- **Request**:
Pull every line with the word "page" out of the entries below.
● ● ● ● ● ● ●
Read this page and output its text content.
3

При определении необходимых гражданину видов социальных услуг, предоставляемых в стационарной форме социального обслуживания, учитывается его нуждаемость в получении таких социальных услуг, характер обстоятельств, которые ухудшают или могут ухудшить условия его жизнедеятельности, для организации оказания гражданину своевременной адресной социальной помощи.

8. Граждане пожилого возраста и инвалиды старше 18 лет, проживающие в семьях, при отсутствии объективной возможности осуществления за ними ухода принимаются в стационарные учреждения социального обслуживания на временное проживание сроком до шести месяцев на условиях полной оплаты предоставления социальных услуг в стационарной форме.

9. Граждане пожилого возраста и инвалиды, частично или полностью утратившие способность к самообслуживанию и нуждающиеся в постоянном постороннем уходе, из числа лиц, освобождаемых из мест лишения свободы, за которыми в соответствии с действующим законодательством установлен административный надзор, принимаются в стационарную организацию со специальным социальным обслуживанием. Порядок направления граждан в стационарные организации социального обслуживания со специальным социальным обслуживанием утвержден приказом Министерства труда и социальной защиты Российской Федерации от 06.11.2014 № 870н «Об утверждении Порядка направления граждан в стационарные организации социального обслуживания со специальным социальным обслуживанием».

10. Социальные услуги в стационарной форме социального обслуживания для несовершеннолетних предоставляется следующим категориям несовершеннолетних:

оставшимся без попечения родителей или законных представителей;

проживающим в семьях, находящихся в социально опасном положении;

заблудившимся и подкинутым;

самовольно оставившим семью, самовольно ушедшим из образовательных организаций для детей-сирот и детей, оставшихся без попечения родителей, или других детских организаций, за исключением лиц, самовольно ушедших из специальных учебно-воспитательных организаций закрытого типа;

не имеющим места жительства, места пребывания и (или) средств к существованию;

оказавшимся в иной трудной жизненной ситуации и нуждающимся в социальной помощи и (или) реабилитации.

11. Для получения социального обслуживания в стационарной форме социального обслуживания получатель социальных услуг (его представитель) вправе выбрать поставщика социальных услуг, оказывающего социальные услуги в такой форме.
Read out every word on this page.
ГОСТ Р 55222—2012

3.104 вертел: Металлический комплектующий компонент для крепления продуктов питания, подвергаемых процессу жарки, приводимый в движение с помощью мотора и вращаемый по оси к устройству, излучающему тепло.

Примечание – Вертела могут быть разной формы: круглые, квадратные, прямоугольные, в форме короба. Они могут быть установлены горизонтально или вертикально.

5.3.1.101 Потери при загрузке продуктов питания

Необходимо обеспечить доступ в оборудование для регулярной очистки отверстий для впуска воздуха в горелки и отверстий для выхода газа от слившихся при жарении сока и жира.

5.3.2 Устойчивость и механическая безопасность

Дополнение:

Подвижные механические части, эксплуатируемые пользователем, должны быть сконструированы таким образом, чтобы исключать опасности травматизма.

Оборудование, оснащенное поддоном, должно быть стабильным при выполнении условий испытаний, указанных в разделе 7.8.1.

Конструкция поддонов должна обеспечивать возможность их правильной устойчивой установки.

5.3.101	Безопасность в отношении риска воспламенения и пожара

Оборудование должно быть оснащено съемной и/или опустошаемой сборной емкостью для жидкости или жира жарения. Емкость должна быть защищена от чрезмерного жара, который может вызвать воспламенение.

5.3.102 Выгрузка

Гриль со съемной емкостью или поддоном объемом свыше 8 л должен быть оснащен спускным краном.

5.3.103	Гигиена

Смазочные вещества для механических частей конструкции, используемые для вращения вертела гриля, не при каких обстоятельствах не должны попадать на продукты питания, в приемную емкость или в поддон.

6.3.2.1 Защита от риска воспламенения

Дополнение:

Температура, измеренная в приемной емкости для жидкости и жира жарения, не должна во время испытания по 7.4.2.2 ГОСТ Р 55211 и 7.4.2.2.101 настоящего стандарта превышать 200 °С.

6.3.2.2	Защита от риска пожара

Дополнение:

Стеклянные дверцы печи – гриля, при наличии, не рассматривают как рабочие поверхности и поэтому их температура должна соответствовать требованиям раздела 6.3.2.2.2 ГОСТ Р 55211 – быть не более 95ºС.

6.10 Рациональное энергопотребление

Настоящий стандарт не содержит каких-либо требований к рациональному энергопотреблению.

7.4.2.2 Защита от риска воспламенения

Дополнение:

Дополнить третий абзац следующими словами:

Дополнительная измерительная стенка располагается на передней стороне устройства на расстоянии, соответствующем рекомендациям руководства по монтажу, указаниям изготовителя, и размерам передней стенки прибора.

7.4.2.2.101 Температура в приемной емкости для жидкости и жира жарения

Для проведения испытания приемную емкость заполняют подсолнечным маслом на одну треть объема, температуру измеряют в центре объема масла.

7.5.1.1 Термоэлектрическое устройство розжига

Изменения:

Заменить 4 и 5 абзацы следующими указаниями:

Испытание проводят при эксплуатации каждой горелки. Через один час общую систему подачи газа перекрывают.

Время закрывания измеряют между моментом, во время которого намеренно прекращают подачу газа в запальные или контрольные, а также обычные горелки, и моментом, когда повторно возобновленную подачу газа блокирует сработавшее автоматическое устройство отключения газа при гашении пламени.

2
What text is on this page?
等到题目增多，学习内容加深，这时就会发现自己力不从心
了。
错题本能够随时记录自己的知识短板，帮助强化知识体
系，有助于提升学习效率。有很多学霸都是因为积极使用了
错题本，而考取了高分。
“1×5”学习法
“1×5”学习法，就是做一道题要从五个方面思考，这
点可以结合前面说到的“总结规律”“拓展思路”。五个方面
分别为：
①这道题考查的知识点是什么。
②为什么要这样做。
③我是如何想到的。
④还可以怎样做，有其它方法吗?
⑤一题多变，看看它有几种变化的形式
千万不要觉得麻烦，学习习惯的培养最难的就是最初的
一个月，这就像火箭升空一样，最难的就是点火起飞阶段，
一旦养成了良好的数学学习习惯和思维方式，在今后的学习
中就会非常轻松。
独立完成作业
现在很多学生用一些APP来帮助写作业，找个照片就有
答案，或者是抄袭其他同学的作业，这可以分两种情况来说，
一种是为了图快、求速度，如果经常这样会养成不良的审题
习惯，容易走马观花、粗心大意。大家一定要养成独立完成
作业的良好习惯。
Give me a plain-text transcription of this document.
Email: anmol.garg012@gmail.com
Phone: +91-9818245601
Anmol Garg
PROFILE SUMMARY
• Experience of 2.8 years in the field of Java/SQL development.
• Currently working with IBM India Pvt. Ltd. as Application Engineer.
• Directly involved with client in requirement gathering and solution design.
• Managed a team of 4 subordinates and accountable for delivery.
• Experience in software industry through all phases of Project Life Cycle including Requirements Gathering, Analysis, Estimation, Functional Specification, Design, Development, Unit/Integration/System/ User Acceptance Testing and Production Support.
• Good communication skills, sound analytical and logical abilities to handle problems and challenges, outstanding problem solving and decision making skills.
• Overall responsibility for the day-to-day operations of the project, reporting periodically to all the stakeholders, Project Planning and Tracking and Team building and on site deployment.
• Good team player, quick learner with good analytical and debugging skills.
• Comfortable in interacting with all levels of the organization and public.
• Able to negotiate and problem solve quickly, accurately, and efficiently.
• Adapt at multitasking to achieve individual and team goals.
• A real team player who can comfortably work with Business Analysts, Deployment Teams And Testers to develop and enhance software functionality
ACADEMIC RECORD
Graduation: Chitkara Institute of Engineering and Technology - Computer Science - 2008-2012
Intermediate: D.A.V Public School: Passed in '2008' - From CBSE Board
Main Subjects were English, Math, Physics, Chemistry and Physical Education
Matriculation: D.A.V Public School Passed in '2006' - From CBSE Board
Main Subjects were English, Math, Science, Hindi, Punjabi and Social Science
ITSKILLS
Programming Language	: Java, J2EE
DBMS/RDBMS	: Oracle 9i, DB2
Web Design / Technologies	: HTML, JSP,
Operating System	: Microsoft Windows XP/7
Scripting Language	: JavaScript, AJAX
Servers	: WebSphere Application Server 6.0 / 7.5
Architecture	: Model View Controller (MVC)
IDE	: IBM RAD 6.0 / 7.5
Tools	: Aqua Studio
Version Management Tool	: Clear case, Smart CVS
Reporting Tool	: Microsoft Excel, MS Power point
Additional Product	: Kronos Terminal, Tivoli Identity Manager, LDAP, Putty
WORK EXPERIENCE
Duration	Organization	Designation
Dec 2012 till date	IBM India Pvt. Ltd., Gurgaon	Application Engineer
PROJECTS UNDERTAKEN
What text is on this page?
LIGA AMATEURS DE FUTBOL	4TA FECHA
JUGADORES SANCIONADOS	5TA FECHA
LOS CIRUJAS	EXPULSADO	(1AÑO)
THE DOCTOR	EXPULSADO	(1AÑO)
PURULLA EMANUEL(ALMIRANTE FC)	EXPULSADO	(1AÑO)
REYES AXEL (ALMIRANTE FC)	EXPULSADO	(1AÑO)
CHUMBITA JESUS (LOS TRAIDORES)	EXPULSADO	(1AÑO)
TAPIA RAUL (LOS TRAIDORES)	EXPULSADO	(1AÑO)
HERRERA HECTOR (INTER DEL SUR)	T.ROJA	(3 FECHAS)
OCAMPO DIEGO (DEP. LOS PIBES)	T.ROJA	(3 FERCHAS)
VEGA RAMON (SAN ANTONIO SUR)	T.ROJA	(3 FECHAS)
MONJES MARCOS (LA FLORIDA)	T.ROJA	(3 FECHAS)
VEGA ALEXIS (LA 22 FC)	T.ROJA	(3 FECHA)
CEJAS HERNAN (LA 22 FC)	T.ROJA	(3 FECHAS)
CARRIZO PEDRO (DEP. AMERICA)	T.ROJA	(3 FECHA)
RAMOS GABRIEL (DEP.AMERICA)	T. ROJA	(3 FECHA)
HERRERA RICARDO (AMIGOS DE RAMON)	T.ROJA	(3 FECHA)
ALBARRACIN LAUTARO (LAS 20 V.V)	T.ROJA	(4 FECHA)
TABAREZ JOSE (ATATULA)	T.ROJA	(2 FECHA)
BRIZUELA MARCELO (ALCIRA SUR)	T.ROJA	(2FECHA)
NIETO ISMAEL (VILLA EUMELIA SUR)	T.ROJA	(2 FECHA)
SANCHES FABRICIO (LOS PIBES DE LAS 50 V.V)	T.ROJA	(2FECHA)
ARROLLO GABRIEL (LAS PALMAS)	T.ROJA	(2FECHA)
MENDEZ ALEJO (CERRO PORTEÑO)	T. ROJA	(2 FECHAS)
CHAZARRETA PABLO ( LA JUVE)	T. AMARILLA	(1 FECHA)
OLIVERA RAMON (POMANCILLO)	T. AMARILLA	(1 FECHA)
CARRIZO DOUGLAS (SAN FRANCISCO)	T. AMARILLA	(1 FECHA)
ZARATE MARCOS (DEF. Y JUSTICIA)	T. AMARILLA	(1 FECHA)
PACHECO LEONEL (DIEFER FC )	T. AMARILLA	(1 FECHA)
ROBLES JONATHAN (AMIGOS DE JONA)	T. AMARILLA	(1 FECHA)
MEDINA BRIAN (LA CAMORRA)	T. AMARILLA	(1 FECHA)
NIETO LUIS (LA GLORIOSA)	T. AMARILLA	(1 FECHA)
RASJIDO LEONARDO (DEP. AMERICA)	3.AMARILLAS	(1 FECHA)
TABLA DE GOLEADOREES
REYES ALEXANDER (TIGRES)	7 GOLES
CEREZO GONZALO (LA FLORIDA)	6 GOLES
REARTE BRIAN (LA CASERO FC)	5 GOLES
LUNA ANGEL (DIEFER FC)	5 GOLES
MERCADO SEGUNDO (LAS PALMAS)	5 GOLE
● ● ● ● ● ● ●
- **Response**:
Read this page and output its text content.
Read out every word on this page.
What text is on this page?
What text is on this page?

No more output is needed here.